*Supplied records*:

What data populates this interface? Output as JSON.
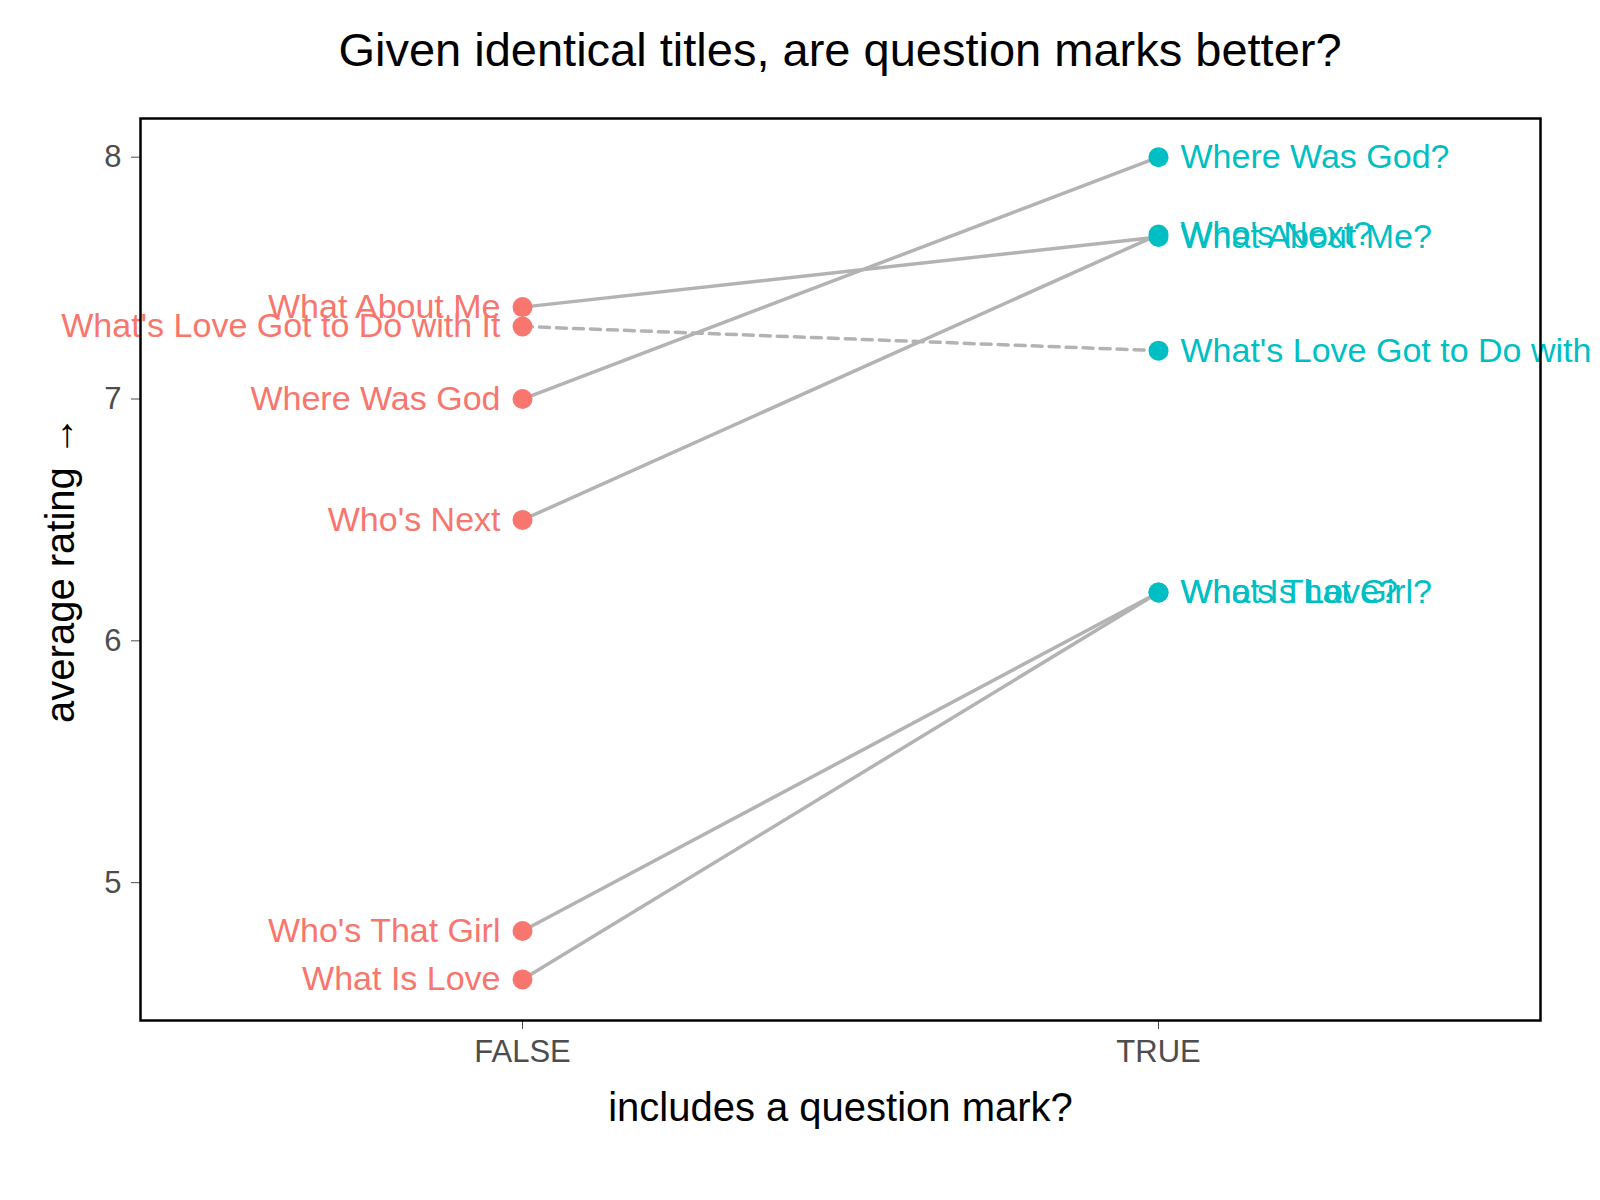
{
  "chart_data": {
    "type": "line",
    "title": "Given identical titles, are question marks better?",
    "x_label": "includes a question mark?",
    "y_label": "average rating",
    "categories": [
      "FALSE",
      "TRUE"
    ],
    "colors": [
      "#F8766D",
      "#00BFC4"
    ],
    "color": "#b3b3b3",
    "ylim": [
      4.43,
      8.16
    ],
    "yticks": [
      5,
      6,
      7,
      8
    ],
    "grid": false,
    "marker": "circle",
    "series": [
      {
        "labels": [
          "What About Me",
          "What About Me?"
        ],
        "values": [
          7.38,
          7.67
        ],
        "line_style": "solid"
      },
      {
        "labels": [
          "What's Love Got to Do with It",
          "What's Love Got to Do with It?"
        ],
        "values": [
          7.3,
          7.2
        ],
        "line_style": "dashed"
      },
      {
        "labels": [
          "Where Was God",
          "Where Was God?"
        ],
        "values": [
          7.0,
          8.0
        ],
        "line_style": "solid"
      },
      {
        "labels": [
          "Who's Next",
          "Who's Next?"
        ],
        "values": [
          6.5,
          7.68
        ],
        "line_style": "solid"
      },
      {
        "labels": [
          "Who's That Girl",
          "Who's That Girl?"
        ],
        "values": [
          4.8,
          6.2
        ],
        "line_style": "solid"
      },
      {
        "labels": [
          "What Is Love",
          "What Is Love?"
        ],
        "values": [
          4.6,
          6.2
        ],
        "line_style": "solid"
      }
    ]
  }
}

*Requirements*: Which lines hold the string "question"? List them all.

*Result*:
    "title": "Given identical titles, are question marks better?",
    "x_label": "includes a question mark?",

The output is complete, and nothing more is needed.